→ REQUIRED WORK
Write out each entry again. Keep every word exactly as it is.

Rows from a figure dataset
● ● ● ● ● ● ●
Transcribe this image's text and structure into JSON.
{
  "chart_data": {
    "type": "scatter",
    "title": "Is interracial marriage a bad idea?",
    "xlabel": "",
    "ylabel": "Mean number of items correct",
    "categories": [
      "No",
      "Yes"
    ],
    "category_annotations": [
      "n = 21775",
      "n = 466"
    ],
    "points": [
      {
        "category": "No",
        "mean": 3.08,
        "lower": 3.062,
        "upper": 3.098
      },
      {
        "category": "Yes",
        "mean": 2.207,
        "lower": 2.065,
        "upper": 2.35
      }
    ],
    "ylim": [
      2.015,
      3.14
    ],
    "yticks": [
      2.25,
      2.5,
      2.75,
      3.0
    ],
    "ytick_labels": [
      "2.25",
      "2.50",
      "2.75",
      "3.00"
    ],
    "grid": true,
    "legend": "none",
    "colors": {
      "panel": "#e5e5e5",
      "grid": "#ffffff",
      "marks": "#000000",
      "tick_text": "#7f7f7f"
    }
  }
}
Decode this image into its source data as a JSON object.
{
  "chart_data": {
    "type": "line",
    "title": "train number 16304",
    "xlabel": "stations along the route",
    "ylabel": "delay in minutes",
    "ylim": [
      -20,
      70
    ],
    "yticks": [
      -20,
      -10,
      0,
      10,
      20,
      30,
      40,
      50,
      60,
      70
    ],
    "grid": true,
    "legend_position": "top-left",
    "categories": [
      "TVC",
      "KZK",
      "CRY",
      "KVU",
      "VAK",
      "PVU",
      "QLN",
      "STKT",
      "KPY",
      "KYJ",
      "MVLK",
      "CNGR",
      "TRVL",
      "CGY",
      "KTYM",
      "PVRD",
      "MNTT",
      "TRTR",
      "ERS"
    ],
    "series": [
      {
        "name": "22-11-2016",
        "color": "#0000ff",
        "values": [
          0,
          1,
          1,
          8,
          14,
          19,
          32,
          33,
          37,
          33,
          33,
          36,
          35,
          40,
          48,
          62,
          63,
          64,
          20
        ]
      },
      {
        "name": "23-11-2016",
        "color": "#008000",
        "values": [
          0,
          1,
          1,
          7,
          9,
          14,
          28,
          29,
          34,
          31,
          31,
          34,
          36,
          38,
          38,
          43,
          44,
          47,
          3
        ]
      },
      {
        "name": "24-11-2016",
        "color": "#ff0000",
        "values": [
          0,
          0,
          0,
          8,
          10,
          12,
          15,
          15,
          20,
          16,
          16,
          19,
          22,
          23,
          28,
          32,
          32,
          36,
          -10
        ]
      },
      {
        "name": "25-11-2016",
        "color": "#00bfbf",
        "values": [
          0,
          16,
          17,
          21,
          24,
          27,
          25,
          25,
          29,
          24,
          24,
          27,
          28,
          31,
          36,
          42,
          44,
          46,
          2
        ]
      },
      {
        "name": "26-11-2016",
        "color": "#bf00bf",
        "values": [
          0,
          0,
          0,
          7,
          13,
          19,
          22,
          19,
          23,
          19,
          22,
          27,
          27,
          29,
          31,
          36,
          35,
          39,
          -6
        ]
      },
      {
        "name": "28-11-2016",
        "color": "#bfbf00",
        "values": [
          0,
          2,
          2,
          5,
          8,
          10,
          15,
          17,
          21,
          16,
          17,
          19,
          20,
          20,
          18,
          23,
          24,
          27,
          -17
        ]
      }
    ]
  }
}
● ● ● ● ● ● ●
→ SOLVED EXERCISE
Transcribe this image's text and structure into JSON.
{
  "chart_data": {
    "type": "scatter",
    "title": "Is interracial marriage a bad idea?",
    "xlabel": "",
    "ylabel": "Mean number of items correct",
    "categories": [
      "No",
      "Yes"
    ],
    "category_annotations": [
      "n = 21775",
      "n = 466"
    ],
    "points": [
      {
        "category": "No",
        "mean": 3.08,
        "lower": 3.062,
        "upper": 3.098
      },
      {
        "category": "Yes",
        "mean": 2.207,
        "lower": 2.065,
        "upper": 2.35
      }
    ],
    "ylim": [
      2.015,
      3.14
    ],
    "yticks": [
      2.25,
      2.5,
      2.75,
      3.0
    ],
    "ytick_labels": [
      "2.25",
      "2.50",
      "2.75",
      "3.00"
    ],
    "grid": true,
    "legend": "none",
    "colors": {
      "panel": "#e5e5e5",
      "grid": "#ffffff",
      "marks": "#000000",
      "tick_text": "#7f7f7f"
    }
  }
}
Decode this image into its source data as a JSON object.
{
  "chart_data": {
    "type": "line",
    "title": "train number 16304",
    "xlabel": "stations along the route",
    "ylabel": "delay in minutes",
    "ylim": [
      -20,
      70
    ],
    "yticks": [
      -20,
      -10,
      0,
      10,
      20,
      30,
      40,
      50,
      60,
      70
    ],
    "grid": true,
    "legend_position": "top-left",
    "categories": [
      "TVC",
      "KZK",
      "CRY",
      "KVU",
      "VAK",
      "PVU",
      "QLN",
      "STKT",
      "KPY",
      "KYJ",
      "MVLK",
      "CNGR",
      "TRVL",
      "CGY",
      "KTYM",
      "PVRD",
      "MNTT",
      "TRTR",
      "ERS"
    ],
    "series": [
      {
        "name": "22-11-2016",
        "color": "#0000ff",
        "values": [
          0,
          1,
          1,
          8,
          14,
          19,
          32,
          33,
          37,
          33,
          33,
          36,
          35,
          40,
          48,
          62,
          63,
          64,
          20
        ]
      },
      {
        "name": "23-11-2016",
        "color": "#008000",
        "values": [
          0,
          1,
          1,
          7,
          9,
          14,
          28,
          29,
          34,
          31,
          31,
          34,
          36,
          38,
          38,
          43,
          44,
          47,
          3
        ]
      },
      {
        "name": "24-11-2016",
        "color": "#ff0000",
        "values": [
          0,
          0,
          0,
          8,
          10,
          12,
          15,
          15,
          20,
          16,
          16,
          19,
          22,
          23,
          28,
          32,
          32,
          36,
          -10
        ]
      },
      {
        "name": "25-11-2016",
        "color": "#00bfbf",
        "values": [
          0,
          16,
          17,
          21,
          24,
          27,
          25,
          25,
          29,
          24,
          24,
          27,
          28,
          31,
          36,
          42,
          44,
          46,
          2
        ]
      },
      {
        "name": "26-11-2016",
        "color": "#bf00bf",
        "values": [
          0,
          0,
          0,
          7,
          13,
          19,
          22,
          19,
          23,
          19,
          22,
          27,
          27,
          29,
          31,
          36,
          35,
          39,
          -6
        ]
      },
      {
        "name": "28-11-2016",
        "color": "#bfbf00",
        "values": [
          0,
          2,
          2,
          5,
          8,
          10,
          15,
          17,
          21,
          16,
          17,
          19,
          20,
          20,
          18,
          23,
          24,
          27,
          -17
        ]
      }
    ]
  }
}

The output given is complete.